Questions to answer.
1. From the intelligent design column below, reproduce word for word the passage that begins at the words "Mathematician and philosopher" and stops after the words "was at work.".
2. Summarize the intelligent design column below in two sentences.

Source document.
☆ ☆ ☆ ☆ ☆ ☆ ☆

Rocky Mountain News

Speakout: "Design" Critics Often Employ Straw Men


Douglas Groothuis, Special to the News

December 10, 2005

Ever since President Bush advocated that the intelligent design critique of Darwinism be allowed in public schools, a riot of public pronouncements has condemned the design perspective as retrograde, unscientific and downright ominous.

A number of logical fallacies are routinely employed in efforts to debunk intelligent design. In such cases, intelligent design is criticized and dismissed on the basis of an argument that is illogical and therefore false. One need not be an expert in Darwinian biology to sniff out these basic blunders. In this brief space I will note just one: the straw man argument.

In the straw man argument a position is made to look ridiculous and then the caricature is knocked down. Intelligent design is repeatedly presented as a plan to institute religious and unscientific dogma in the public schools. The facts, however, speak otherwise. Intelligent design's think tank, The Discovery Institute, says this: "The theory of intelligent design holds that certain features of the universe and of living things are best explained by an intelligent cause, not an undirected process such as natural selection." The controlling premise is the effort to discern the best explanation for a natural phenomenon, given the available empirical evidence: a fundamental precept of scientific investigation. Unlike creationism, intelligent design makes no appeal to religious texts, but invokes empirical evidence, as well as the principles of design detection, which are already used in sciences such as cryptography, archaeology, forensics, and in the search for extraterrestrial intelligence.

Mathematician and philosopher William Dembski argues that certain features of the natural world exhibit patterns that are best explained on the basis of design (or intelligent causes), rather than on the basis of mindless nature (or unintelligent causes).

For example, even if we didn't know from history that an eccentric artist was responsible, we would identify the presidential faces carved into Mount Rushmore as designed because natural patterns of erosion cannot explain them. The complexity of the phenomenon fits a specifiable pattern: the faces of the presidents, which we recognize from other sources. Similarly, archaeologists distinguish ancient artifacts from naturally occurring objects on the basis of design detection. The complexity discovered in certain objects fits a specifiable pattern indicating that intelligent causation was at work.

Intelligent design proponents argue that some organisms indicate specified complexity, and that these organisms are better explained by intelligent causes than by natural law and chance alone. The DNA code is an example of specified complexity. It contains a language that is not reducible to the laws of chemistry and physics, which do not specify its content. The odds against all the factors required for DNA to come together through the operations of mere matter and chance are vanishingly small.

Similarly, biochemist Michael Behe argues in Darwin's Black Box that certain molecular machines are irreducibly complex, which means that all of its basic parts are required for its function, as with a mousetrap. The bacterial flagellum, for example, is a highly complex outboard motor attached to a bacterium. A gradual process of mere chance and natural law is insufficient to explain this irreducible complexity, Behe argues, since the motor function could not exist in evolutionary predecessors that lacked any of the many necessary parts.

However, Darwinists insist that intelligent design invokes God to cover ignorance of natural processes. This is exactly wrong. The design inference is not based on ignorance, but on increased knowledge of the microscopic realm and on the well-established principles of design detection. When Darwinists refuse to admit intelligent cause as a possible explanation for specified complexity, this only reveals that they define science such that intelligent causes are disallowed in principle. But this approach is not a discovery of science itself. It is rather a philosophical commitment to materialism (the belief that reality is reducible to impersonal physical laws).

May these few considerations spur readers to assess rationally intelligent design's actual arguments and to avoid the logical fallacies so often employed in place of intelligent thought about life's origins.

Douglas Groothuis is professor of philosophy at Denver Seminary.

☆ ☆ ☆ ☆ ☆ ☆ ☆

Entries provided.
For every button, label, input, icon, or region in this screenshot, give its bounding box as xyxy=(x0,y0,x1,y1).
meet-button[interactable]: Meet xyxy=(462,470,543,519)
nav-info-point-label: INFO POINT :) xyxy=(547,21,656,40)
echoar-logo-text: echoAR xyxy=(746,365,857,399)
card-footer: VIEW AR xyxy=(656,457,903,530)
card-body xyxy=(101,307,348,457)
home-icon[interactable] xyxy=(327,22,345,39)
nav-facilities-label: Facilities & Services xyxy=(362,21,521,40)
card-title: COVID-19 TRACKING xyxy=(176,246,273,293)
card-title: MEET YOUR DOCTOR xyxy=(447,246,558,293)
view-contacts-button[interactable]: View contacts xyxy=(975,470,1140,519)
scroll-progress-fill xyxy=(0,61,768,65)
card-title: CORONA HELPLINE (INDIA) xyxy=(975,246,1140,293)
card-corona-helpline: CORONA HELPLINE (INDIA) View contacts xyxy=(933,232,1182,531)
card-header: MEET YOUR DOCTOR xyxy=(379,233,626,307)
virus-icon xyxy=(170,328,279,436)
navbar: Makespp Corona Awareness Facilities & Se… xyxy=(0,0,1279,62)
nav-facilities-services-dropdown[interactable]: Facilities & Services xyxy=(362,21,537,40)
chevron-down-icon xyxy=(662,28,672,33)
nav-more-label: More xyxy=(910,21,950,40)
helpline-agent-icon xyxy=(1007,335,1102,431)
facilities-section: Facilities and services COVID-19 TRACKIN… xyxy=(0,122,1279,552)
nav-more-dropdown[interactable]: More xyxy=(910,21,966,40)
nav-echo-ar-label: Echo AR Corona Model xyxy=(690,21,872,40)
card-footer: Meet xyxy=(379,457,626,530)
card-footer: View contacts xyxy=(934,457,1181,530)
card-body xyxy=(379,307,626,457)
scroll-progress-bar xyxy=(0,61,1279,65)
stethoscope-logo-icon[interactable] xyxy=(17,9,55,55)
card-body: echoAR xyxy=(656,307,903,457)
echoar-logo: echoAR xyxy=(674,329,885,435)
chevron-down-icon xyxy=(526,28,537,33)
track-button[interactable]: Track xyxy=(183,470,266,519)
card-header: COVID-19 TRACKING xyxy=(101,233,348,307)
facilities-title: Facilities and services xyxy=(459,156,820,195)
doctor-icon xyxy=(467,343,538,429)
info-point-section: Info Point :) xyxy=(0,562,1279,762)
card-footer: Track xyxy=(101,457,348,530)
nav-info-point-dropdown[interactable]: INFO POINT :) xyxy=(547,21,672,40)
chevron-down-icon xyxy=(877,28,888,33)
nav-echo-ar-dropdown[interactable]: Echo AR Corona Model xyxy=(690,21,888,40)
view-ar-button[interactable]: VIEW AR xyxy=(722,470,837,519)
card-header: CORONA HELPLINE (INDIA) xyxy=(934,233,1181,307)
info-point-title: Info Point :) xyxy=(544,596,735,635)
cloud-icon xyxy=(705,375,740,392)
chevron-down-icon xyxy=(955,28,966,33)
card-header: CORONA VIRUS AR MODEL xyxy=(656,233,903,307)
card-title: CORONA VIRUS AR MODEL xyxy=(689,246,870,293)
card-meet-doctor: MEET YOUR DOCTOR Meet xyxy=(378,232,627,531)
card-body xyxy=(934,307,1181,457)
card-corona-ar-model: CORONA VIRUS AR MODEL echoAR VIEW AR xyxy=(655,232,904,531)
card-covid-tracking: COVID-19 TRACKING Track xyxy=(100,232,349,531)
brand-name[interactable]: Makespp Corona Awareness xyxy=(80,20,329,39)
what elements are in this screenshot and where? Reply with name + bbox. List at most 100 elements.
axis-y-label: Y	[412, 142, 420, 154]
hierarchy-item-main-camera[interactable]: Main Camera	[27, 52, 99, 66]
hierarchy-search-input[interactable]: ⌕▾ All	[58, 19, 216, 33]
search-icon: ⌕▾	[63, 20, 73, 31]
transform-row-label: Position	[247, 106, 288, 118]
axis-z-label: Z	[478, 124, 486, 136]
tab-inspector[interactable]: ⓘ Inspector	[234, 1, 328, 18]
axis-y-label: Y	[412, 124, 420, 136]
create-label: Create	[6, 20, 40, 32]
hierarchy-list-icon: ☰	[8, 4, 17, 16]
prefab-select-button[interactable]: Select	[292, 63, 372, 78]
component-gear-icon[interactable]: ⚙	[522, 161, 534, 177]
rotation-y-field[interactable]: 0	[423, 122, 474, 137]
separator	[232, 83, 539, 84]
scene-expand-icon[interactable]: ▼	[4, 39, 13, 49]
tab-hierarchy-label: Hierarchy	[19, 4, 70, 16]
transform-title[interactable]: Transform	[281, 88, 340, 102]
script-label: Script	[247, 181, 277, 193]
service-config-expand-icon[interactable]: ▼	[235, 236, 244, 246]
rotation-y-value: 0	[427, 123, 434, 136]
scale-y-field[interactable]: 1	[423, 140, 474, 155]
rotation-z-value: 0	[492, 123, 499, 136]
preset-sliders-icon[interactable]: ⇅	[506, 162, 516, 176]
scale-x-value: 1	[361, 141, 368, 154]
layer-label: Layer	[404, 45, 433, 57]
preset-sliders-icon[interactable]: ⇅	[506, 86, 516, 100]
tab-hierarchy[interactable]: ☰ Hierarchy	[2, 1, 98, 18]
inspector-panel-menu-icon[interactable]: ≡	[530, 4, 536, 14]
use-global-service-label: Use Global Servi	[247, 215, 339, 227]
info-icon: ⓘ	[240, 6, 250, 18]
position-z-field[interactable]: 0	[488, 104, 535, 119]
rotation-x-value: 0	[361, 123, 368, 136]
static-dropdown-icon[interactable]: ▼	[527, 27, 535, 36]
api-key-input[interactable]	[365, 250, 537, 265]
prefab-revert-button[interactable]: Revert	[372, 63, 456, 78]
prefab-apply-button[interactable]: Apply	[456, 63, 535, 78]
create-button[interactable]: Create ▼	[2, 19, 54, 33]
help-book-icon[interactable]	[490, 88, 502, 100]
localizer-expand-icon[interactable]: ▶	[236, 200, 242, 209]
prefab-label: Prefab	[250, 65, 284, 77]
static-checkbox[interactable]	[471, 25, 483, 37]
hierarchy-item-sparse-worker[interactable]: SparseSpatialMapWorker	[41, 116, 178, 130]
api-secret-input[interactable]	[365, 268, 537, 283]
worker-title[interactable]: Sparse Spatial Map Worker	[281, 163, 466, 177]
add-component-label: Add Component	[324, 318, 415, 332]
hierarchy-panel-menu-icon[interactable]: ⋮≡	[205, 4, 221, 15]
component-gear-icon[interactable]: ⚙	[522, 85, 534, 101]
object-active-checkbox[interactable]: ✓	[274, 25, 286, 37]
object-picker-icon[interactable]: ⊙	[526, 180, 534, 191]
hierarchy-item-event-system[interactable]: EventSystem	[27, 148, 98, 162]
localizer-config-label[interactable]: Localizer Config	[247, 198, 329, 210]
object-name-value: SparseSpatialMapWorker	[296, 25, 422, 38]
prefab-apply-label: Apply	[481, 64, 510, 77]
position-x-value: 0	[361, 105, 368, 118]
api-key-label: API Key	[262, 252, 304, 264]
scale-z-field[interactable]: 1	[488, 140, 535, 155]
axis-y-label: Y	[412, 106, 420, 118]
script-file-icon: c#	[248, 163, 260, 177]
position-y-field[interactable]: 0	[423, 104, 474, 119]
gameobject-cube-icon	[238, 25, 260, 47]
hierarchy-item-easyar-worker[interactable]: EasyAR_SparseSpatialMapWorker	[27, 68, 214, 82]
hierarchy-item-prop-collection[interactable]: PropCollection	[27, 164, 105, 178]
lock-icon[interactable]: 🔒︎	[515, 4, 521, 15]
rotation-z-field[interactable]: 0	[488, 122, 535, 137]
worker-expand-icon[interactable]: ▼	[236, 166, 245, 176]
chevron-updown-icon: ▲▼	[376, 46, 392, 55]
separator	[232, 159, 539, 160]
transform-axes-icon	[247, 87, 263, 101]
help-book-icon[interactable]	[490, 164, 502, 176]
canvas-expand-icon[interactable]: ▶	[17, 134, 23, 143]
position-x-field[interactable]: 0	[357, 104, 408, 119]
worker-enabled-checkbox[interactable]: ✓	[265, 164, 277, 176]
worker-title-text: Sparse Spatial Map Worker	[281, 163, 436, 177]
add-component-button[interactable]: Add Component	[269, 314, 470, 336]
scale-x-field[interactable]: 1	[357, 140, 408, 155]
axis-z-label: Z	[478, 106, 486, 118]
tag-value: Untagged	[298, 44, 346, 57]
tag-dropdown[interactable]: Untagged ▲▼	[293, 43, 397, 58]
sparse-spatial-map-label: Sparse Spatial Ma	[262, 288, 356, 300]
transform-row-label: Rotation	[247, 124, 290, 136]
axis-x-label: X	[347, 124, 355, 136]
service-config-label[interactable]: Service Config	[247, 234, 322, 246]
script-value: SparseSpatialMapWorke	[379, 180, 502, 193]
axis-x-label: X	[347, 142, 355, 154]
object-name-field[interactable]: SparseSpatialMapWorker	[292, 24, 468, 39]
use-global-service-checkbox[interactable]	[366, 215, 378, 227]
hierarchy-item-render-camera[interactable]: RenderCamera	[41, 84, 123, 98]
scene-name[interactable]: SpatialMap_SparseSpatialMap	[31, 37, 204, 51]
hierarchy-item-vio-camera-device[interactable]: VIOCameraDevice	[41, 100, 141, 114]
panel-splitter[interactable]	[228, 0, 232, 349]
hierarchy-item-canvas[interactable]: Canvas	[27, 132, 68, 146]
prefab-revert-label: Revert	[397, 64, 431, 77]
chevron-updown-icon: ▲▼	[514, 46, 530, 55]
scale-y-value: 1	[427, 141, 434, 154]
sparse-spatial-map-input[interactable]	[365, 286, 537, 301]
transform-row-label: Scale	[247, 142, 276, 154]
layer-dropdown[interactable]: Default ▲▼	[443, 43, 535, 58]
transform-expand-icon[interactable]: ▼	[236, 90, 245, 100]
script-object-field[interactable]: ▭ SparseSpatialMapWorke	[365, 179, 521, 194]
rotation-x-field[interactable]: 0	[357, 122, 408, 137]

☆ ☆ ☆ ☆ ☆ ☆ ☆

Responses per task.
1.
Mathematician and philosopher William Dembski argues that certain features of the natural world exhibit patterns that are best explained on the basis of design (or intelligent causes), rather than on the basis of mindless nature (or unintelligent causes).

For example, even if we didn't know from history that an eccentric artist was responsible, we would identify the presidential faces carved into Mount Rushmore as designed because natural patterns of erosion cannot explain them. The complexity of the phenomenon fits a specifiable pattern: the faces of the presidents, which we recognize from other sources. Similarly, archaeologists distinguish ancient artifacts from naturally occurring objects on the basis of design detection. The complexity discovered in certain objects fits a specifiable pattern indicating that intelligent causation was at work.

2. Critics of intelligent design often rely on logical fallacies, especially the straw man argument, which casts intelligent design as a plan to bring religious and unscientific dogma into public schools. Intelligent design instead infers intelligent causes from empirical evidence and established principles of design detection, citing the specified complexity of DNA and irreducibly complex molecular machines such as the bacterial flagellum, and ruling out such causes in principle reflects a philosophical commitment to materialism rather than a discovery of science.